- _DATASET_:
------------------------------

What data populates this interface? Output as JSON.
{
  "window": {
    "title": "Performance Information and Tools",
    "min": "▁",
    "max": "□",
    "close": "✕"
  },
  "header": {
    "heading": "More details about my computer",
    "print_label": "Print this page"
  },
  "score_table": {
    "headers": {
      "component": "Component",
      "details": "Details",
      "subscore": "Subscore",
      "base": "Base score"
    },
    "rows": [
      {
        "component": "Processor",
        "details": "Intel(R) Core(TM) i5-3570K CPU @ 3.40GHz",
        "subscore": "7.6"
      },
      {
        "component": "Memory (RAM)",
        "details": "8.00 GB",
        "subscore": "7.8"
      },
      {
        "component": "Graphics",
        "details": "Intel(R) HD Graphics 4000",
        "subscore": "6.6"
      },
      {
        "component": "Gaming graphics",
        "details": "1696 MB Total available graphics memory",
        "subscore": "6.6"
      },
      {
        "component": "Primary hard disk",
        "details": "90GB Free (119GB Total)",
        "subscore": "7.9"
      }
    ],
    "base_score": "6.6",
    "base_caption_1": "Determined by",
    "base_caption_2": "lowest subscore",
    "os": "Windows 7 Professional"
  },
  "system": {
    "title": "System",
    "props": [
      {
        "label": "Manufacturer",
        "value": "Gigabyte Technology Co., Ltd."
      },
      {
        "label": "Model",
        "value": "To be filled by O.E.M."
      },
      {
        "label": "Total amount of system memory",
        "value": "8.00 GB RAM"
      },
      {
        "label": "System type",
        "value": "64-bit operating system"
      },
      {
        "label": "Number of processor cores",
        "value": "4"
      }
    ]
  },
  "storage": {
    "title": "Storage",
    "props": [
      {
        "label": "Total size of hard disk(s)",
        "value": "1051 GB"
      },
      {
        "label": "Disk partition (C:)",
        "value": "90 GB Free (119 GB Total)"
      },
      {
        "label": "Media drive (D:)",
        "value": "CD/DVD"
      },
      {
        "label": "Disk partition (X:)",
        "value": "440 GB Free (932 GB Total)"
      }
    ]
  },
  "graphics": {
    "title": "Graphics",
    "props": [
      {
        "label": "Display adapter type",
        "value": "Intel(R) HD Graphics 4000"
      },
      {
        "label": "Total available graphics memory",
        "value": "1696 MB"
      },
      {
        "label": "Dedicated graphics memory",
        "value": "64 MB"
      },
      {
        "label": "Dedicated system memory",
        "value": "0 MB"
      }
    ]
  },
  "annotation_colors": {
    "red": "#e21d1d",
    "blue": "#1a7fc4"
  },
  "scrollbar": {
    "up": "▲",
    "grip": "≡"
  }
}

------------------------------

- _PROBLEM DETAILS_:
Please reproduce each line exactly as written.

- _CORRECT RESULT_:
What data populates this interface? Output as JSON.
{
  "window": {
    "title": "Performance Information and Tools",
    "min": "▁",
    "max": "□",
    "close": "✕"
  },
  "header": {
    "heading": "More details about my computer",
    "print_label": "Print this page"
  },
  "score_table": {
    "headers": {
      "component": "Component",
      "details": "Details",
      "subscore": "Subscore",
      "base": "Base score"
    },
    "rows": [
      {
        "component": "Processor",
        "details": "Intel(R) Core(TM) i5-3570K CPU @ 3.40GHz",
        "subscore": "7.6"
      },
      {
        "component": "Memory (RAM)",
        "details": "8.00 GB",
        "subscore": "7.8"
      },
      {
        "component": "Graphics",
        "details": "Intel(R) HD Graphics 4000",
        "subscore": "6.6"
      },
      {
        "component": "Gaming graphics",
        "details": "1696 MB Total available graphics memory",
        "subscore": "6.6"
      },
      {
        "component": "Primary hard disk",
        "details": "90GB Free (119GB Total)",
        "subscore": "7.9"
      }
    ],
    "base_score": "6.6",
    "base_caption_1": "Determined by",
    "base_caption_2": "lowest subscore",
    "os": "Windows 7 Professional"
  },
  "system": {
    "title": "System",
    "props": [
      {
        "label": "Manufacturer",
        "value": "Gigabyte Technology Co., Ltd."
      },
      {
        "label": "Model",
        "value": "To be filled by O.E.M."
      },
      {
        "label": "Total amount of system memory",
        "value": "8.00 GB RAM"
      },
      {
        "label": "System type",
        "value": "64-bit operating system"
      },
      {
        "label": "Number of processor cores",
        "value": "4"
      }
    ]
  },
  "storage": {
    "title": "Storage",
    "props": [
      {
        "label": "Total size of hard disk(s)",
        "value": "1051 GB"
      },
      {
        "label": "Disk partition (C:)",
        "value": "90 GB Free (119 GB Total)"
      },
      {
        "label": "Media drive (D:)",
        "value": "CD/DVD"
      },
      {
        "label": "Disk partition (X:)",
        "value": "440 GB Free (932 GB Total)"
      }
    ]
  },
  "graphics": {
    "title": "Graphics",
    "props": [
      {
        "label": "Display adapter type",
        "value": "Intel(R) HD Graphics 4000"
      },
      {
        "label": "Total available graphics memory",
        "value": "1696 MB"
      },
      {
        "label": "Dedicated graphics memory",
        "value": "64 MB"
      },
      {
        "label": "Dedicated system memory",
        "value": "0 MB"
      }
    ]
  },
  "annotation_colors": {
    "red": "#e21d1d",
    "blue": "#1a7fc4"
  },
  "scrollbar": {
    "up": "▲",
    "grip": "≡"
  }
}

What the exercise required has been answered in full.